WRITTEN INSTRUCTION — Gather all lines from the material that contain the word "which".
• • • •
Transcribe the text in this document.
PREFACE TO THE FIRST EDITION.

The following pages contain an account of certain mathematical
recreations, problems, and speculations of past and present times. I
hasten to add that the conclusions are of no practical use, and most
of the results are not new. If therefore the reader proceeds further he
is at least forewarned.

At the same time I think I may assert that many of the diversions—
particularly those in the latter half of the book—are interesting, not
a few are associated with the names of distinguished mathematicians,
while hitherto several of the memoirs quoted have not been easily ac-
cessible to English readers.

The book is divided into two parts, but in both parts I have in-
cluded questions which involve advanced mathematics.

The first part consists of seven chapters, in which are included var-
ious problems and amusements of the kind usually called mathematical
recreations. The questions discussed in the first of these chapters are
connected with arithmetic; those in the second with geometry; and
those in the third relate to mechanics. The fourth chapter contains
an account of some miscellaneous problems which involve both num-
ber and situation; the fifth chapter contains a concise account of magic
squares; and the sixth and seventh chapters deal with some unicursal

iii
• • • •
CORRECT ANSWER —
cluded questions which involve advanced mathematics.
The first part consists of seven chapters, in which are included var-
an account of some miscellaneous problems which involve both num-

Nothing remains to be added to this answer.